_Task description:_ Below are entries to be transcribed exactly; exclude the pictures from the copy.

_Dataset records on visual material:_
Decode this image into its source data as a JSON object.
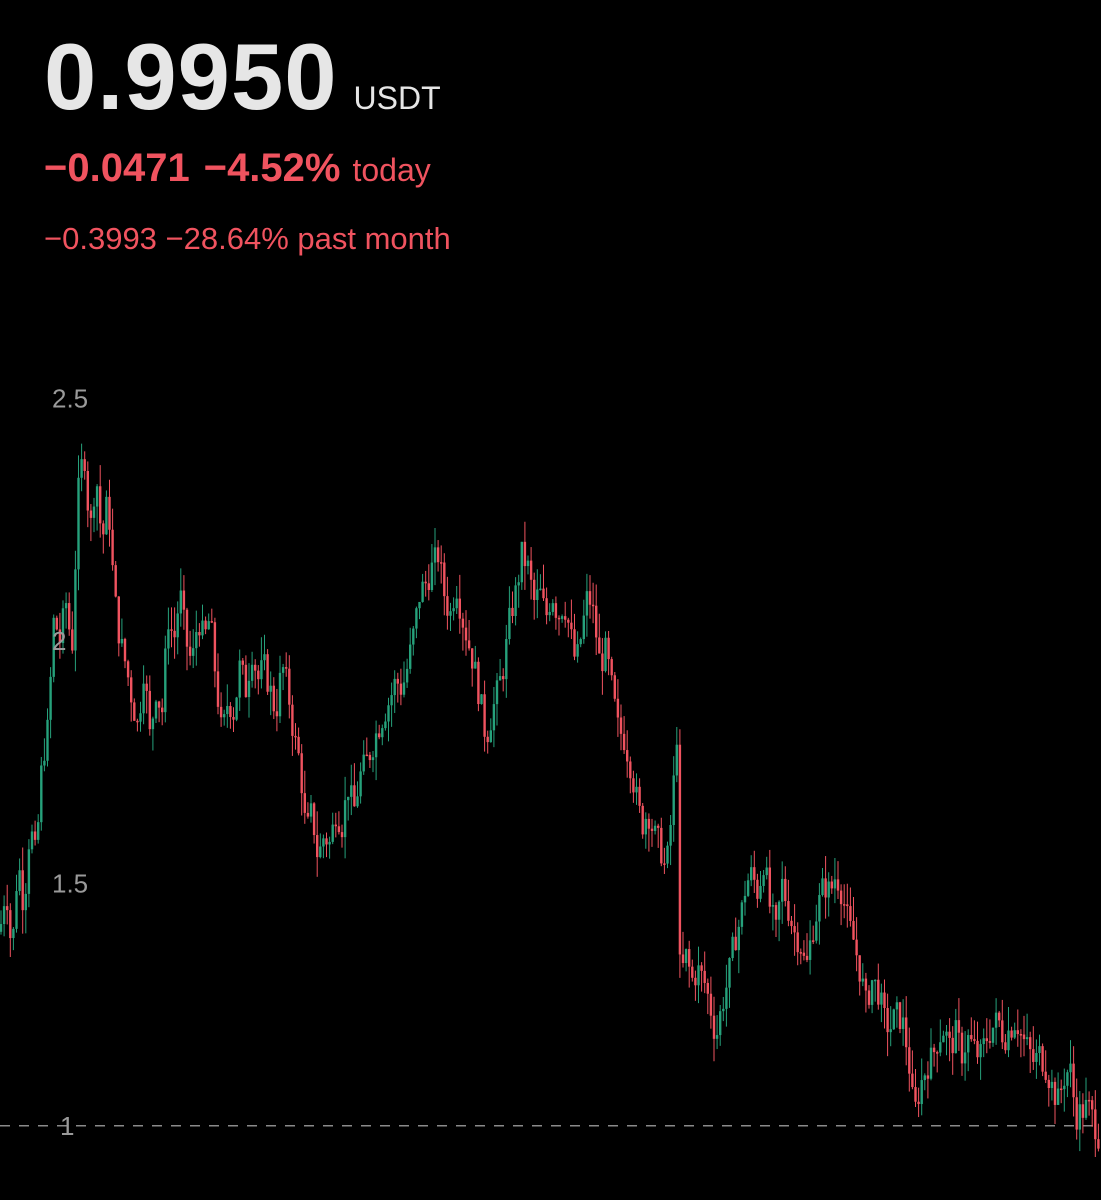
{
  "header": {
    "price": "0.9950",
    "unit": "USDT",
    "change_abs": "−0.0471",
    "change_pct": "−4.52%",
    "change_label": "today",
    "month_change": "−0.3993 −28.64% past month"
  },
  "colors": {
    "up": "#26a17b",
    "down": "#f0535f",
    "text": "#e6e6e6",
    "tick": "#9a9a9a"
  },
  "chart_data": {
    "type": "candlestick",
    "ylim": [
      0.95,
      2.6
    ],
    "yticks": [
      {
        "label": "2.5",
        "value": 2.5
      },
      {
        "label": "2",
        "value": 2.0
      },
      {
        "label": "1.5",
        "value": 1.5
      },
      {
        "label": "1",
        "value": 1.0
      }
    ],
    "reference_line": 1.0,
    "path": [
      [
        0,
        1.4
      ],
      [
        6,
        1.5
      ],
      [
        12,
        1.35
      ],
      [
        18,
        1.55
      ],
      [
        24,
        1.45
      ],
      [
        30,
        1.62
      ],
      [
        36,
        1.55
      ],
      [
        42,
        1.75
      ],
      [
        48,
        1.82
      ],
      [
        54,
        2.05
      ],
      [
        60,
        2.0
      ],
      [
        66,
        2.08
      ],
      [
        72,
        1.98
      ],
      [
        78,
        2.3
      ],
      [
        84,
        2.4
      ],
      [
        90,
        2.22
      ],
      [
        96,
        2.35
      ],
      [
        102,
        2.2
      ],
      [
        108,
        2.3
      ],
      [
        114,
        2.1
      ],
      [
        120,
        2.0
      ],
      [
        126,
        1.95
      ],
      [
        132,
        1.88
      ],
      [
        138,
        1.82
      ],
      [
        144,
        1.95
      ],
      [
        150,
        1.8
      ],
      [
        156,
        1.9
      ],
      [
        162,
        1.85
      ],
      [
        168,
        2.05
      ],
      [
        174,
        2.0
      ],
      [
        180,
        2.1
      ],
      [
        186,
        2.0
      ],
      [
        192,
        1.95
      ],
      [
        198,
        2.05
      ],
      [
        204,
        2.0
      ],
      [
        210,
        2.05
      ],
      [
        216,
        1.92
      ],
      [
        222,
        1.8
      ],
      [
        228,
        1.88
      ],
      [
        234,
        1.85
      ],
      [
        240,
        1.95
      ],
      [
        246,
        1.9
      ],
      [
        252,
        1.98
      ],
      [
        258,
        1.92
      ],
      [
        264,
        1.95
      ],
      [
        270,
        1.9
      ],
      [
        276,
        1.85
      ],
      [
        282,
        1.95
      ],
      [
        288,
        1.9
      ],
      [
        294,
        1.8
      ],
      [
        300,
        1.75
      ],
      [
        306,
        1.6
      ],
      [
        312,
        1.65
      ],
      [
        318,
        1.55
      ],
      [
        324,
        1.6
      ],
      [
        330,
        1.58
      ],
      [
        336,
        1.65
      ],
      [
        342,
        1.62
      ],
      [
        348,
        1.7
      ],
      [
        354,
        1.65
      ],
      [
        360,
        1.72
      ],
      [
        366,
        1.75
      ],
      [
        372,
        1.78
      ],
      [
        378,
        1.82
      ],
      [
        384,
        1.85
      ],
      [
        390,
        1.88
      ],
      [
        396,
        1.92
      ],
      [
        402,
        1.9
      ],
      [
        408,
        1.95
      ],
      [
        414,
        2.02
      ],
      [
        420,
        2.1
      ],
      [
        426,
        2.12
      ],
      [
        432,
        2.15
      ],
      [
        438,
        2.18
      ],
      [
        444,
        2.1
      ],
      [
        450,
        2.05
      ],
      [
        456,
        2.12
      ],
      [
        462,
        2.05
      ],
      [
        468,
        2.0
      ],
      [
        474,
        1.95
      ],
      [
        480,
        1.88
      ],
      [
        486,
        1.8
      ],
      [
        492,
        1.85
      ],
      [
        498,
        1.9
      ],
      [
        504,
        1.95
      ],
      [
        510,
        2.05
      ],
      [
        516,
        2.1
      ],
      [
        522,
        2.18
      ],
      [
        528,
        2.15
      ],
      [
        534,
        2.08
      ],
      [
        540,
        2.1
      ],
      [
        546,
        2.05
      ],
      [
        552,
        2.1
      ],
      [
        558,
        2.05
      ],
      [
        564,
        2.08
      ],
      [
        570,
        2.02
      ],
      [
        576,
        1.95
      ],
      [
        582,
        2.02
      ],
      [
        588,
        2.1
      ],
      [
        594,
        2.05
      ],
      [
        600,
        1.95
      ],
      [
        606,
        1.98
      ],
      [
        612,
        1.9
      ],
      [
        618,
        1.82
      ],
      [
        624,
        1.8
      ],
      [
        630,
        1.75
      ],
      [
        636,
        1.68
      ],
      [
        642,
        1.62
      ],
      [
        648,
        1.65
      ],
      [
        654,
        1.6
      ],
      [
        660,
        1.58
      ],
      [
        666,
        1.52
      ],
      [
        672,
        1.65
      ],
      [
        678,
        1.85
      ],
      [
        680,
        1.3
      ],
      [
        686,
        1.35
      ],
      [
        692,
        1.3
      ],
      [
        698,
        1.32
      ],
      [
        704,
        1.3
      ],
      [
        710,
        1.25
      ],
      [
        716,
        1.18
      ],
      [
        722,
        1.25
      ],
      [
        728,
        1.3
      ],
      [
        734,
        1.38
      ],
      [
        740,
        1.42
      ],
      [
        746,
        1.5
      ],
      [
        752,
        1.52
      ],
      [
        758,
        1.48
      ],
      [
        764,
        1.55
      ],
      [
        770,
        1.45
      ],
      [
        776,
        1.4
      ],
      [
        782,
        1.5
      ],
      [
        788,
        1.45
      ],
      [
        794,
        1.4
      ],
      [
        800,
        1.38
      ],
      [
        806,
        1.32
      ],
      [
        812,
        1.4
      ],
      [
        818,
        1.45
      ],
      [
        824,
        1.5
      ],
      [
        830,
        1.48
      ],
      [
        836,
        1.52
      ],
      [
        842,
        1.48
      ],
      [
        848,
        1.42
      ],
      [
        854,
        1.38
      ],
      [
        860,
        1.32
      ],
      [
        866,
        1.25
      ],
      [
        872,
        1.3
      ],
      [
        878,
        1.28
      ],
      [
        884,
        1.22
      ],
      [
        890,
        1.2
      ],
      [
        896,
        1.23
      ],
      [
        902,
        1.22
      ],
      [
        908,
        1.15
      ],
      [
        914,
        1.02
      ],
      [
        920,
        1.08
      ],
      [
        926,
        1.12
      ],
      [
        932,
        1.14
      ],
      [
        938,
        1.18
      ],
      [
        944,
        1.2
      ],
      [
        950,
        1.16
      ],
      [
        956,
        1.19
      ],
      [
        962,
        1.15
      ],
      [
        968,
        1.18
      ],
      [
        974,
        1.16
      ],
      [
        980,
        1.14
      ],
      [
        986,
        1.18
      ],
      [
        992,
        1.2
      ],
      [
        998,
        1.22
      ],
      [
        1004,
        1.18
      ],
      [
        1010,
        1.2
      ],
      [
        1016,
        1.22
      ],
      [
        1022,
        1.18
      ],
      [
        1028,
        1.16
      ],
      [
        1034,
        1.13
      ],
      [
        1040,
        1.15
      ],
      [
        1046,
        1.12
      ],
      [
        1052,
        1.08
      ],
      [
        1058,
        1.05
      ],
      [
        1064,
        1.1
      ],
      [
        1070,
        1.12
      ],
      [
        1076,
        1.02
      ],
      [
        1082,
        1.03
      ],
      [
        1088,
        1.04
      ],
      [
        1094,
        1.01
      ],
      [
        1100,
        0.97
      ]
    ]
  }
}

_Answer to the problem:_
Decode this image into its source data as a JSON object.
{
  "header": {
    "price": "0.9950",
    "unit": "USDT",
    "change_abs": "−0.0471",
    "change_pct": "−4.52%",
    "change_label": "today",
    "month_change": "−0.3993 −28.64% past month"
  },
  "colors": {
    "up": "#26a17b",
    "down": "#f0535f",
    "text": "#e6e6e6",
    "tick": "#9a9a9a"
  },
  "chart_data": {
    "type": "candlestick",
    "ylim": [
      0.95,
      2.6
    ],
    "yticks": [
      {
        "label": "2.5",
        "value": 2.5
      },
      {
        "label": "2",
        "value": 2.0
      },
      {
        "label": "1.5",
        "value": 1.5
      },
      {
        "label": "1",
        "value": 1.0
      }
    ],
    "reference_line": 1.0,
    "path": [
      [
        0,
        1.4
      ],
      [
        6,
        1.5
      ],
      [
        12,
        1.35
      ],
      [
        18,
        1.55
      ],
      [
        24,
        1.45
      ],
      [
        30,
        1.62
      ],
      [
        36,
        1.55
      ],
      [
        42,
        1.75
      ],
      [
        48,
        1.82
      ],
      [
        54,
        2.05
      ],
      [
        60,
        2.0
      ],
      [
        66,
        2.08
      ],
      [
        72,
        1.98
      ],
      [
        78,
        2.3
      ],
      [
        84,
        2.4
      ],
      [
        90,
        2.22
      ],
      [
        96,
        2.35
      ],
      [
        102,
        2.2
      ],
      [
        108,
        2.3
      ],
      [
        114,
        2.1
      ],
      [
        120,
        2.0
      ],
      [
        126,
        1.95
      ],
      [
        132,
        1.88
      ],
      [
        138,
        1.82
      ],
      [
        144,
        1.95
      ],
      [
        150,
        1.8
      ],
      [
        156,
        1.9
      ],
      [
        162,
        1.85
      ],
      [
        168,
        2.05
      ],
      [
        174,
        2.0
      ],
      [
        180,
        2.1
      ],
      [
        186,
        2.0
      ],
      [
        192,
        1.95
      ],
      [
        198,
        2.05
      ],
      [
        204,
        2.0
      ],
      [
        210,
        2.05
      ],
      [
        216,
        1.92
      ],
      [
        222,
        1.8
      ],
      [
        228,
        1.88
      ],
      [
        234,
        1.85
      ],
      [
        240,
        1.95
      ],
      [
        246,
        1.9
      ],
      [
        252,
        1.98
      ],
      [
        258,
        1.92
      ],
      [
        264,
        1.95
      ],
      [
        270,
        1.9
      ],
      [
        276,
        1.85
      ],
      [
        282,
        1.95
      ],
      [
        288,
        1.9
      ],
      [
        294,
        1.8
      ],
      [
        300,
        1.75
      ],
      [
        306,
        1.6
      ],
      [
        312,
        1.65
      ],
      [
        318,
        1.55
      ],
      [
        324,
        1.6
      ],
      [
        330,
        1.58
      ],
      [
        336,
        1.65
      ],
      [
        342,
        1.62
      ],
      [
        348,
        1.7
      ],
      [
        354,
        1.65
      ],
      [
        360,
        1.72
      ],
      [
        366,
        1.75
      ],
      [
        372,
        1.78
      ],
      [
        378,
        1.82
      ],
      [
        384,
        1.85
      ],
      [
        390,
        1.88
      ],
      [
        396,
        1.92
      ],
      [
        402,
        1.9
      ],
      [
        408,
        1.95
      ],
      [
        414,
        2.02
      ],
      [
        420,
        2.1
      ],
      [
        426,
        2.12
      ],
      [
        432,
        2.15
      ],
      [
        438,
        2.18
      ],
      [
        444,
        2.1
      ],
      [
        450,
        2.05
      ],
      [
        456,
        2.12
      ],
      [
        462,
        2.05
      ],
      [
        468,
        2.0
      ],
      [
        474,
        1.95
      ],
      [
        480,
        1.88
      ],
      [
        486,
        1.8
      ],
      [
        492,
        1.85
      ],
      [
        498,
        1.9
      ],
      [
        504,
        1.95
      ],
      [
        510,
        2.05
      ],
      [
        516,
        2.1
      ],
      [
        522,
        2.18
      ],
      [
        528,
        2.15
      ],
      [
        534,
        2.08
      ],
      [
        540,
        2.1
      ],
      [
        546,
        2.05
      ],
      [
        552,
        2.1
      ],
      [
        558,
        2.05
      ],
      [
        564,
        2.08
      ],
      [
        570,
        2.02
      ],
      [
        576,
        1.95
      ],
      [
        582,
        2.02
      ],
      [
        588,
        2.1
      ],
      [
        594,
        2.05
      ],
      [
        600,
        1.95
      ],
      [
        606,
        1.98
      ],
      [
        612,
        1.9
      ],
      [
        618,
        1.82
      ],
      [
        624,
        1.8
      ],
      [
        630,
        1.75
      ],
      [
        636,
        1.68
      ],
      [
        642,
        1.62
      ],
      [
        648,
        1.65
      ],
      [
        654,
        1.6
      ],
      [
        660,
        1.58
      ],
      [
        666,
        1.52
      ],
      [
        672,
        1.65
      ],
      [
        678,
        1.85
      ],
      [
        680,
        1.3
      ],
      [
        686,
        1.35
      ],
      [
        692,
        1.3
      ],
      [
        698,
        1.32
      ],
      [
        704,
        1.3
      ],
      [
        710,
        1.25
      ],
      [
        716,
        1.18
      ],
      [
        722,
        1.25
      ],
      [
        728,
        1.3
      ],
      [
        734,
        1.38
      ],
      [
        740,
        1.42
      ],
      [
        746,
        1.5
      ],
      [
        752,
        1.52
      ],
      [
        758,
        1.48
      ],
      [
        764,
        1.55
      ],
      [
        770,
        1.45
      ],
      [
        776,
        1.4
      ],
      [
        782,
        1.5
      ],
      [
        788,
        1.45
      ],
      [
        794,
        1.4
      ],
      [
        800,
        1.38
      ],
      [
        806,
        1.32
      ],
      [
        812,
        1.4
      ],
      [
        818,
        1.45
      ],
      [
        824,
        1.5
      ],
      [
        830,
        1.48
      ],
      [
        836,
        1.52
      ],
      [
        842,
        1.48
      ],
      [
        848,
        1.42
      ],
      [
        854,
        1.38
      ],
      [
        860,
        1.32
      ],
      [
        866,
        1.25
      ],
      [
        872,
        1.3
      ],
      [
        878,
        1.28
      ],
      [
        884,
        1.22
      ],
      [
        890,
        1.2
      ],
      [
        896,
        1.23
      ],
      [
        902,
        1.22
      ],
      [
        908,
        1.15
      ],
      [
        914,
        1.02
      ],
      [
        920,
        1.08
      ],
      [
        926,
        1.12
      ],
      [
        932,
        1.14
      ],
      [
        938,
        1.18
      ],
      [
        944,
        1.2
      ],
      [
        950,
        1.16
      ],
      [
        956,
        1.19
      ],
      [
        962,
        1.15
      ],
      [
        968,
        1.18
      ],
      [
        974,
        1.16
      ],
      [
        980,
        1.14
      ],
      [
        986,
        1.18
      ],
      [
        992,
        1.2
      ],
      [
        998,
        1.22
      ],
      [
        1004,
        1.18
      ],
      [
        1010,
        1.2
      ],
      [
        1016,
        1.22
      ],
      [
        1022,
        1.18
      ],
      [
        1028,
        1.16
      ],
      [
        1034,
        1.13
      ],
      [
        1040,
        1.15
      ],
      [
        1046,
        1.12
      ],
      [
        1052,
        1.08
      ],
      [
        1058,
        1.05
      ],
      [
        1064,
        1.1
      ],
      [
        1070,
        1.12
      ],
      [
        1076,
        1.02
      ],
      [
        1082,
        1.03
      ],
      [
        1088,
        1.04
      ],
      [
        1094,
        1.01
      ],
      [
        1100,
        0.97
      ]
    ]
  }
}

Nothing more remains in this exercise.